Look through the lines below and extract any with the word "Certifications".

> TASK INPUT
Begin

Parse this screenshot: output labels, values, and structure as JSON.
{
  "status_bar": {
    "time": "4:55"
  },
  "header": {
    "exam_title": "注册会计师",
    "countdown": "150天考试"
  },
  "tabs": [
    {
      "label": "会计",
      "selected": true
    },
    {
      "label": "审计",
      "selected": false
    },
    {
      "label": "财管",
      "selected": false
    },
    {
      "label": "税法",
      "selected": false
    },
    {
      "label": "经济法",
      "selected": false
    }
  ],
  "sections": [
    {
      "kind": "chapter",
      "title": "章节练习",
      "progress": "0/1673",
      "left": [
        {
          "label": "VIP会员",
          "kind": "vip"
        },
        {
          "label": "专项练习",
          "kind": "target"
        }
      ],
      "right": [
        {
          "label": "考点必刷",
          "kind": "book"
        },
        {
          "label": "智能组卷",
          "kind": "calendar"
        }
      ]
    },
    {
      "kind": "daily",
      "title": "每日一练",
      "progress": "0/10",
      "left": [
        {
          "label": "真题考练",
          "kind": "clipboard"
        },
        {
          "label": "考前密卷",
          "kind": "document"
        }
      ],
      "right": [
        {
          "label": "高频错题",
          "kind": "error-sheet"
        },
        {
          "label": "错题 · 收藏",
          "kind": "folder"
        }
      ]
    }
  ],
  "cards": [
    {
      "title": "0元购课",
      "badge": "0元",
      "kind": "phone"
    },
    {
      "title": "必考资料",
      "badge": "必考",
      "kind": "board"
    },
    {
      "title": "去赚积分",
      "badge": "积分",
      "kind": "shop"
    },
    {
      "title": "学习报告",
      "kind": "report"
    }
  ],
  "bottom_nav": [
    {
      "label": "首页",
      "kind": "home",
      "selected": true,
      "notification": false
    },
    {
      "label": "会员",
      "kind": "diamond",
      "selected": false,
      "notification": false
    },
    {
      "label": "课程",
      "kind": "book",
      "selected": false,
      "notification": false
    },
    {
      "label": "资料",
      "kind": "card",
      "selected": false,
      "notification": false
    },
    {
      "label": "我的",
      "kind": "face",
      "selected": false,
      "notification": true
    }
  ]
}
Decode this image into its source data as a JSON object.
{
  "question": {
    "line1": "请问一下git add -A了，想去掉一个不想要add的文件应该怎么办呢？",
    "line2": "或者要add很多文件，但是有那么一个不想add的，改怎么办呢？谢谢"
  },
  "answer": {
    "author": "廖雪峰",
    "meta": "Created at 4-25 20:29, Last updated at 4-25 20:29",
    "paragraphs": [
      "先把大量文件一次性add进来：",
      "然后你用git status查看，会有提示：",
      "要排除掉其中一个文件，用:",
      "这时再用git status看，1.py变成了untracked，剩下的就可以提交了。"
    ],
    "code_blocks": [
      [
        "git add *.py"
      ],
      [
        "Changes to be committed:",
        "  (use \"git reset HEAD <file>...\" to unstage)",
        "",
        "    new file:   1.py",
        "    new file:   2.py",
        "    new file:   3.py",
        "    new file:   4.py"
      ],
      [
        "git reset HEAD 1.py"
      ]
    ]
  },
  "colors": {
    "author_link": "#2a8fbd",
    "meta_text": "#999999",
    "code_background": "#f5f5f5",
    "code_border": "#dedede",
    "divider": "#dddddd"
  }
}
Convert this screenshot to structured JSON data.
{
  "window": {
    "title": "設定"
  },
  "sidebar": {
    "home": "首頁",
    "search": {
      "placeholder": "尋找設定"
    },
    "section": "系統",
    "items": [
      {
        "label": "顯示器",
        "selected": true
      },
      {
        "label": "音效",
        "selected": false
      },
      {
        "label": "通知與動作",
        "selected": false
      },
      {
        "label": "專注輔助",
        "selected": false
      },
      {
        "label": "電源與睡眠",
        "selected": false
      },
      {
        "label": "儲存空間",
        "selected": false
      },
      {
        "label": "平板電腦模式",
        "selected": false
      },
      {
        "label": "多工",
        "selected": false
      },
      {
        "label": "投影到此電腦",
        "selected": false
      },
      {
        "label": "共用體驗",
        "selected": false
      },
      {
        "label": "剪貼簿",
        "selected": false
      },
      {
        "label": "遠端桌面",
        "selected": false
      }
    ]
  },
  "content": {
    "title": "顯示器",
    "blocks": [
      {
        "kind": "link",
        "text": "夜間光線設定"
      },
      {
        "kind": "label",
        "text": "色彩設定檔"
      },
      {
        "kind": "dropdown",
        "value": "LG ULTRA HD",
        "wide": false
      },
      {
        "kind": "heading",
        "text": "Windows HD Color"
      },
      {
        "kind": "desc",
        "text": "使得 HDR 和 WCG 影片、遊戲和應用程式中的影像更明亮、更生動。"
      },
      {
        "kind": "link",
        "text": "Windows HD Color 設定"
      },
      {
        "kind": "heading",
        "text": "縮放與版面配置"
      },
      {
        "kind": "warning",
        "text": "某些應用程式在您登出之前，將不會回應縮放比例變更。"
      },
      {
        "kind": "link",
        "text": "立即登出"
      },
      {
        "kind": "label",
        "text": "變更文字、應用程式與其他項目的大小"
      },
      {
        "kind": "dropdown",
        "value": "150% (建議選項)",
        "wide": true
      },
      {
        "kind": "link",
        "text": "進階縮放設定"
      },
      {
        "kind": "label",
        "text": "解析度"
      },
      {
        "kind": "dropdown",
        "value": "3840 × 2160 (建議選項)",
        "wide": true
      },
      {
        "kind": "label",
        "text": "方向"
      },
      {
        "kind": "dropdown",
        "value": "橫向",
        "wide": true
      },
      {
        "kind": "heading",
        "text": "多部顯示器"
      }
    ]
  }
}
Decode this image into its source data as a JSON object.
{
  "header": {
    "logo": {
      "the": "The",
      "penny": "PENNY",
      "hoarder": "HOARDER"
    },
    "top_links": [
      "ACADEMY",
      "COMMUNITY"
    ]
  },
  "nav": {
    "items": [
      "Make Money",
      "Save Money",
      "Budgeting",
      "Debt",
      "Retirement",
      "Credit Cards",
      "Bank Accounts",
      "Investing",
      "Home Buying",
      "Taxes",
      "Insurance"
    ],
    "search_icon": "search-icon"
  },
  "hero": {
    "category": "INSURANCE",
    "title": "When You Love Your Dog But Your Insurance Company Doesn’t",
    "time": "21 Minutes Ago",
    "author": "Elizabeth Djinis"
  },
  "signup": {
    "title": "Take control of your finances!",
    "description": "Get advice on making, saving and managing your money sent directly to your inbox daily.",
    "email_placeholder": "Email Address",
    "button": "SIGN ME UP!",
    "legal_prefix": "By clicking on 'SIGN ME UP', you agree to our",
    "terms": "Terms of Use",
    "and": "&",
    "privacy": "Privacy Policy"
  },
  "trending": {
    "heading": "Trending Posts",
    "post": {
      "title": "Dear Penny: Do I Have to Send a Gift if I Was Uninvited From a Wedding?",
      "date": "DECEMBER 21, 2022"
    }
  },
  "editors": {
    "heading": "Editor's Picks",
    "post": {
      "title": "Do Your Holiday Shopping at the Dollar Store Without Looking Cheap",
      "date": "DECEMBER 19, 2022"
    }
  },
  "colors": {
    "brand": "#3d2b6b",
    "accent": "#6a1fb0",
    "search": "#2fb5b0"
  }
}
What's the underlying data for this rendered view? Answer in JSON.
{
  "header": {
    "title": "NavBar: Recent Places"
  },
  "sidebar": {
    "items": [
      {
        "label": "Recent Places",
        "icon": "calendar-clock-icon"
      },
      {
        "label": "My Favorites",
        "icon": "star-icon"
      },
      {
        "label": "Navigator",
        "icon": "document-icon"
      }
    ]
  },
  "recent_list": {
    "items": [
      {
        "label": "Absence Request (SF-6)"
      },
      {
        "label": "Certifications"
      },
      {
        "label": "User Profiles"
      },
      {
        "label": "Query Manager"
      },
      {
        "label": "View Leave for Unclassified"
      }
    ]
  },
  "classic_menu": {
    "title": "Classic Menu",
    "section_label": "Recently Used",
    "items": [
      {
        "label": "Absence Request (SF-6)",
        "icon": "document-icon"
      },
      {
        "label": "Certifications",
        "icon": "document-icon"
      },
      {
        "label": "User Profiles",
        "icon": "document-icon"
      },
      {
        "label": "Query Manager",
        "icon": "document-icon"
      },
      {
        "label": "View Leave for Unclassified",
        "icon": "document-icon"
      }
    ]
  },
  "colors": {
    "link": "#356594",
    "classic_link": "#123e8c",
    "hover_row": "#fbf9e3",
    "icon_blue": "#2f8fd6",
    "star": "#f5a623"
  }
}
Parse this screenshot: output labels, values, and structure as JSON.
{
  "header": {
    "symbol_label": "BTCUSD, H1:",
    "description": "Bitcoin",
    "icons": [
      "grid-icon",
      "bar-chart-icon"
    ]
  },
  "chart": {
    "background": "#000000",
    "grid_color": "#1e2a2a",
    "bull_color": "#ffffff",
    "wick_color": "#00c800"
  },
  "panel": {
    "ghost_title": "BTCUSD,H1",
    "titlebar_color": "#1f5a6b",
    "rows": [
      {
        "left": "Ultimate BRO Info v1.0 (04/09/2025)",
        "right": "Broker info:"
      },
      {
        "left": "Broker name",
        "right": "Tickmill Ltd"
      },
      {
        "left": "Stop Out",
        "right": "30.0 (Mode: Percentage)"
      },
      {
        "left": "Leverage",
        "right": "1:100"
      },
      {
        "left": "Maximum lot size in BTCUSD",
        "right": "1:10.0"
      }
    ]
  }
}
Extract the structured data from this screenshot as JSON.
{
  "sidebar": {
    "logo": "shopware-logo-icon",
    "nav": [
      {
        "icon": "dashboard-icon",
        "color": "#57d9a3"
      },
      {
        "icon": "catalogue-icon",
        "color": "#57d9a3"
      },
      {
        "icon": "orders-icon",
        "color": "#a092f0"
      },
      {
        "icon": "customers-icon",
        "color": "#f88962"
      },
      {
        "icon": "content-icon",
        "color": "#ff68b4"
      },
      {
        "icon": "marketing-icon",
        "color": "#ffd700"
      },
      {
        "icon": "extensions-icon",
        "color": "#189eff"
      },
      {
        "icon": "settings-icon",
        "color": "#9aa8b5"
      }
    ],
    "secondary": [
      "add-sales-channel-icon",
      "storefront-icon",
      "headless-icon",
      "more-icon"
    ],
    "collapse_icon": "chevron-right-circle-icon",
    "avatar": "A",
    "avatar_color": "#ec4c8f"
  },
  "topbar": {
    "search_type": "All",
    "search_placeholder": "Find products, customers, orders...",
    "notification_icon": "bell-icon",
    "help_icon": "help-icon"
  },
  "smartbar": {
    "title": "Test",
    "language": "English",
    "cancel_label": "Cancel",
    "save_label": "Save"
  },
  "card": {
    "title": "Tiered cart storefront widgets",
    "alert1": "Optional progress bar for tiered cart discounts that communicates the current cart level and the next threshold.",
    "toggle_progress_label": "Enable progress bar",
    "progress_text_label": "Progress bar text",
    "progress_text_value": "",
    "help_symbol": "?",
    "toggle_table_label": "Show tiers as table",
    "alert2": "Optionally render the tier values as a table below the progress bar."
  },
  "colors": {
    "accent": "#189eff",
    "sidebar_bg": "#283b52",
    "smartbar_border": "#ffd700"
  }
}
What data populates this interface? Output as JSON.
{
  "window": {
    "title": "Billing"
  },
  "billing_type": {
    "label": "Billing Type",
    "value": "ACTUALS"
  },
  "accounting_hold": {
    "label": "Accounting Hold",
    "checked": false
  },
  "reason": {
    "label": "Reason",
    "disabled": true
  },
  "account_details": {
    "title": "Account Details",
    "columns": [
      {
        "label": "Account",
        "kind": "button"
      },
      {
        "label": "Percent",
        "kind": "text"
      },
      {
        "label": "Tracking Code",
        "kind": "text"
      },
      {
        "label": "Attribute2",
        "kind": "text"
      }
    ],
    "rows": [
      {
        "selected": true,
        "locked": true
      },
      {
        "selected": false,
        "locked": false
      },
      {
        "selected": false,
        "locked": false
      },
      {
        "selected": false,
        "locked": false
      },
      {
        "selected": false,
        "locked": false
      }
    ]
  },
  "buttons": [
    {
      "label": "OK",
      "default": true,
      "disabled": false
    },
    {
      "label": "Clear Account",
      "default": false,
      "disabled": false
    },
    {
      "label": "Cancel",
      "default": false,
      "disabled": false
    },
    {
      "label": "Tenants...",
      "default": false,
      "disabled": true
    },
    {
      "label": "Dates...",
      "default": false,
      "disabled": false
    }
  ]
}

End

> WRITTEN SOLUTION
        "label": "Certifications"
        "label": "Certifications",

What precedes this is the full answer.